▶ _Exercise requirements_
Check every line of the entries below for the word "explain", and copy the ones that have it.

--- Start of Task input ---

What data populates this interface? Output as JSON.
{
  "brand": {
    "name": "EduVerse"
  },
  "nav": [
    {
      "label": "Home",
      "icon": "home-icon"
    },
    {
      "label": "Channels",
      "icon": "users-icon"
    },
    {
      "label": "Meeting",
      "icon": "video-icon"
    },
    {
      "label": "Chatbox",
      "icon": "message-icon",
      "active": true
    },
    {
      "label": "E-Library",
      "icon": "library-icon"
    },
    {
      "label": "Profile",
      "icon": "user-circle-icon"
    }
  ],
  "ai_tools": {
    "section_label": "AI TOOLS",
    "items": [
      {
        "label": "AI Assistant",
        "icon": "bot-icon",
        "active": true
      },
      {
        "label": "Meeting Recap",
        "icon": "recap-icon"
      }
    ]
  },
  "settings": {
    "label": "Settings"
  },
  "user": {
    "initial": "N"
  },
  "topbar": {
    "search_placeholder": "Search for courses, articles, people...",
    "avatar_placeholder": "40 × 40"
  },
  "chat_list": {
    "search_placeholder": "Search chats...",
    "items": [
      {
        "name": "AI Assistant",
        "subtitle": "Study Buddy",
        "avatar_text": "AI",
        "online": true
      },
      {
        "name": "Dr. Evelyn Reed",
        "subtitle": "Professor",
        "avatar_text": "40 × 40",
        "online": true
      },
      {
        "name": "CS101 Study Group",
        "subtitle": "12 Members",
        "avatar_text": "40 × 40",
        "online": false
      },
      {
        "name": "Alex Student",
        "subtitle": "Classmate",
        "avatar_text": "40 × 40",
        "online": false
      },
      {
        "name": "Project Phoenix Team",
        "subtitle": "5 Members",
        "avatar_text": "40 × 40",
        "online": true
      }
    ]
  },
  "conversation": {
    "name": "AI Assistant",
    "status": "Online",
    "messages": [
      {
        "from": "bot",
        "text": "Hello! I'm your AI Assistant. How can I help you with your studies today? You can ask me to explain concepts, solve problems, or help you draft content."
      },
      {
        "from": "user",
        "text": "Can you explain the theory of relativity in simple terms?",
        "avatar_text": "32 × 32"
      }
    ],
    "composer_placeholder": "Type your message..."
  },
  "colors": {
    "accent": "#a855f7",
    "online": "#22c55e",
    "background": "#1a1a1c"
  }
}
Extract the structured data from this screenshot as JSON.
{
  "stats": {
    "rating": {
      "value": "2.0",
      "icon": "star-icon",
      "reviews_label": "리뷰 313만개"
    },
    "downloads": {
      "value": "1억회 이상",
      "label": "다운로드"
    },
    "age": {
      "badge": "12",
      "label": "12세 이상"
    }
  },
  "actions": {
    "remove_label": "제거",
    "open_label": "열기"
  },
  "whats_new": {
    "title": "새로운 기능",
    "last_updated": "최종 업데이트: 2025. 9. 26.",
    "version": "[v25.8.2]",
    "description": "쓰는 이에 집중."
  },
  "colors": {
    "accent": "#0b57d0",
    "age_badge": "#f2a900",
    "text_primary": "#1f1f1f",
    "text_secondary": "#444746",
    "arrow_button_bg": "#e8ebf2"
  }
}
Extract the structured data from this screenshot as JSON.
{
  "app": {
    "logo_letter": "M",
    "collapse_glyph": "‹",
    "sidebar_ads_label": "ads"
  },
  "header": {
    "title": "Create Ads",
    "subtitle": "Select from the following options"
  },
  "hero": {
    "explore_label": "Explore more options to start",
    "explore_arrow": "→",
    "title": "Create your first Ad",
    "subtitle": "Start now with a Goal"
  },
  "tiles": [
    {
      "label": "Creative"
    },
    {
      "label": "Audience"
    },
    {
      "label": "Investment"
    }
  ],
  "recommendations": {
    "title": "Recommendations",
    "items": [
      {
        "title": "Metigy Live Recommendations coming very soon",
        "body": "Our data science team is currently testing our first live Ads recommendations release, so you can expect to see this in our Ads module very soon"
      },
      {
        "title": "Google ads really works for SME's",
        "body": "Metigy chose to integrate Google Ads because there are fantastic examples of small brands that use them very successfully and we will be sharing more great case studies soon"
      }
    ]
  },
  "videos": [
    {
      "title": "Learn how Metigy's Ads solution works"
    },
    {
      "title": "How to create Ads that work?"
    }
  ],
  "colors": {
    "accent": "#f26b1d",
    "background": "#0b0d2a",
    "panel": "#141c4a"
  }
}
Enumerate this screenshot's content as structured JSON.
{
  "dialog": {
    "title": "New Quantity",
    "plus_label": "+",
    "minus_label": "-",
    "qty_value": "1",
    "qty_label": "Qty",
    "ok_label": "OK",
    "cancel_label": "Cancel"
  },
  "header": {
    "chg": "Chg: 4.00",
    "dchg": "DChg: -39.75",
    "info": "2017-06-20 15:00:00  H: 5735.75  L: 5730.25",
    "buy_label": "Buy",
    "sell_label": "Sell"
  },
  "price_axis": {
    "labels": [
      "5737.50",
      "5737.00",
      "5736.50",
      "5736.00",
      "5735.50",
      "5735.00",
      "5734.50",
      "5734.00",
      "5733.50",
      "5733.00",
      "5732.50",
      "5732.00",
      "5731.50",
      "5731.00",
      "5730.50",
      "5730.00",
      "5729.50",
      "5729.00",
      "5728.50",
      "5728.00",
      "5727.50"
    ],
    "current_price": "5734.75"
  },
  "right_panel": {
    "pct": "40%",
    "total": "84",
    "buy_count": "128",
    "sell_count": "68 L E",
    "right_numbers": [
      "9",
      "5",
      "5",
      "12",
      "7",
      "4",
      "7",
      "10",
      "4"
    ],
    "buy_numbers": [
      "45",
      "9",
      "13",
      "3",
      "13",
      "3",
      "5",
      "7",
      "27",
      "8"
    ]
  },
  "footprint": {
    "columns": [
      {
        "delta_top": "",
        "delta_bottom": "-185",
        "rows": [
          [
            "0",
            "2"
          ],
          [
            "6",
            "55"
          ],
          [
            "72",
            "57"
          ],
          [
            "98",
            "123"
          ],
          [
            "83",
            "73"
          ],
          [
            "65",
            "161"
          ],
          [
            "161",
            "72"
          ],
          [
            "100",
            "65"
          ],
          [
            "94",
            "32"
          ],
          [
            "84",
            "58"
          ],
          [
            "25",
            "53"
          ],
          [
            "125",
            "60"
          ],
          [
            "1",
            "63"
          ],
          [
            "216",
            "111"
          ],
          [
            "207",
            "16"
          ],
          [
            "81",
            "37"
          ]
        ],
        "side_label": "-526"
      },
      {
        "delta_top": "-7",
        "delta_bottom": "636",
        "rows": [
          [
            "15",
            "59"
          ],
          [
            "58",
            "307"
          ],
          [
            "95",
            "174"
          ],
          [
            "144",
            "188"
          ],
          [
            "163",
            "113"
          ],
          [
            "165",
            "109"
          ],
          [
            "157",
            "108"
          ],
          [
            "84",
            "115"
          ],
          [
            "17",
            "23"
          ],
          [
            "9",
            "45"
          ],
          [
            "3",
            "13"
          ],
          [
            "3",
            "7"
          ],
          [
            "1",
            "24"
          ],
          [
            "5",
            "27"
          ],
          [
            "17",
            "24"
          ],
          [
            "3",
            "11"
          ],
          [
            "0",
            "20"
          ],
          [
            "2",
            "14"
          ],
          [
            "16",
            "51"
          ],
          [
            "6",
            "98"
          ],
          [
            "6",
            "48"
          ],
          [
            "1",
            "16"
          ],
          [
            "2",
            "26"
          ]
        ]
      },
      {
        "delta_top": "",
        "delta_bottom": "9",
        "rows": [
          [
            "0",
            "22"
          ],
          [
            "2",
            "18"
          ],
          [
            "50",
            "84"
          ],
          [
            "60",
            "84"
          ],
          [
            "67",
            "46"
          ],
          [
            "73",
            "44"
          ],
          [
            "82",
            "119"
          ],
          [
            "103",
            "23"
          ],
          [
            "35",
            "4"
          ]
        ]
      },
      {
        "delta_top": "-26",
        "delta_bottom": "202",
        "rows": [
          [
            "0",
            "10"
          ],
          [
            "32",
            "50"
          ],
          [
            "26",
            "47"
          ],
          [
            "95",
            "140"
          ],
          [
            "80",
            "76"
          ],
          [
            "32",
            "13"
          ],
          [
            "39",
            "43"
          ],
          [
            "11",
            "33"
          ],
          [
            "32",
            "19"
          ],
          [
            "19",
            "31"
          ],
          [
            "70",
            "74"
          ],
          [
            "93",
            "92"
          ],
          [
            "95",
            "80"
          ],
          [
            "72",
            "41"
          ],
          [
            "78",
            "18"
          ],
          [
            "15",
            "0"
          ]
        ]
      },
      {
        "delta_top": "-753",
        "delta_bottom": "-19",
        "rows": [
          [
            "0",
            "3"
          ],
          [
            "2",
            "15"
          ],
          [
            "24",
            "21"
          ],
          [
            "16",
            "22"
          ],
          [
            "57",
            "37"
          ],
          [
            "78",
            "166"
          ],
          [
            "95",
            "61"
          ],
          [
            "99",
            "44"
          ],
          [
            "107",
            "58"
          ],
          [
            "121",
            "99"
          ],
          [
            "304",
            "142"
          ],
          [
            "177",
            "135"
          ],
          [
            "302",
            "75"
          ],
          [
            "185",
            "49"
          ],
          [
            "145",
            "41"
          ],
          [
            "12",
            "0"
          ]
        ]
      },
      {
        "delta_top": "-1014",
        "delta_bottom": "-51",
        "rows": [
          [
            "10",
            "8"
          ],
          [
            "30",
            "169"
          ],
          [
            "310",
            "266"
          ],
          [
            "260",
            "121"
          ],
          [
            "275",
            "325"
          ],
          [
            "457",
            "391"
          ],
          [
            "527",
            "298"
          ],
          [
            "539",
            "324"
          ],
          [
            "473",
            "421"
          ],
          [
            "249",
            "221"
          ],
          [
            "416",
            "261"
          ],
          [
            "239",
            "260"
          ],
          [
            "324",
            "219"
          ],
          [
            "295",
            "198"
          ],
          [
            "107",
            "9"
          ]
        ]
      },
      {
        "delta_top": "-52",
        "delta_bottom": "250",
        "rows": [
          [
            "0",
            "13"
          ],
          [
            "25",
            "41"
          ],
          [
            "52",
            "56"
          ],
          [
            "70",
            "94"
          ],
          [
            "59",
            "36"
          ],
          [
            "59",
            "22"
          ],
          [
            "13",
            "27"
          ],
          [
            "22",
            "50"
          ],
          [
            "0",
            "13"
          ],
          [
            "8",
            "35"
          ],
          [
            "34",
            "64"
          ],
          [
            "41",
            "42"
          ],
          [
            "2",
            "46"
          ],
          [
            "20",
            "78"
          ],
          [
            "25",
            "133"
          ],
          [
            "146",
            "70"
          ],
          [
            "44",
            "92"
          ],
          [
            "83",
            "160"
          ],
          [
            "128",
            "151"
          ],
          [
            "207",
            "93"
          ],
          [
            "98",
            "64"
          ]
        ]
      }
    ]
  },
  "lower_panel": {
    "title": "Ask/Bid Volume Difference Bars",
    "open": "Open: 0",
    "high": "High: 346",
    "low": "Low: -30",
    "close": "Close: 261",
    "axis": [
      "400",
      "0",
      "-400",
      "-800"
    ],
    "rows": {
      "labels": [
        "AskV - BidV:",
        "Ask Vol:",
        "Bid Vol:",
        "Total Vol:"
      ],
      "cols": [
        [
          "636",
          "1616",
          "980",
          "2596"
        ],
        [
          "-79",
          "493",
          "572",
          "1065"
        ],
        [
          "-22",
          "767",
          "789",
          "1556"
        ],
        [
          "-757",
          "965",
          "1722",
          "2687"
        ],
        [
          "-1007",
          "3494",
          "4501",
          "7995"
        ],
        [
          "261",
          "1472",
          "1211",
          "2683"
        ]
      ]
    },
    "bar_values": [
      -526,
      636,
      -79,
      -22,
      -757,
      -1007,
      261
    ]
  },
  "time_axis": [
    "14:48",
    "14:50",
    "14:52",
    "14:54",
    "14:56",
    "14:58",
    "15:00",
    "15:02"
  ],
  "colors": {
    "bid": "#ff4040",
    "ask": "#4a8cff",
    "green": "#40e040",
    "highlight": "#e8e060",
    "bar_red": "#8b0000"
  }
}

--- End of Task input ---

▶ _Finished task_
        "text": "Hello! I'm your AI Assistant. How can I help you with your studies today? You can ask me to explain concepts, solve problems, or help you draft content."
        "text": "Can you explain the theory of relativity in simple terms?",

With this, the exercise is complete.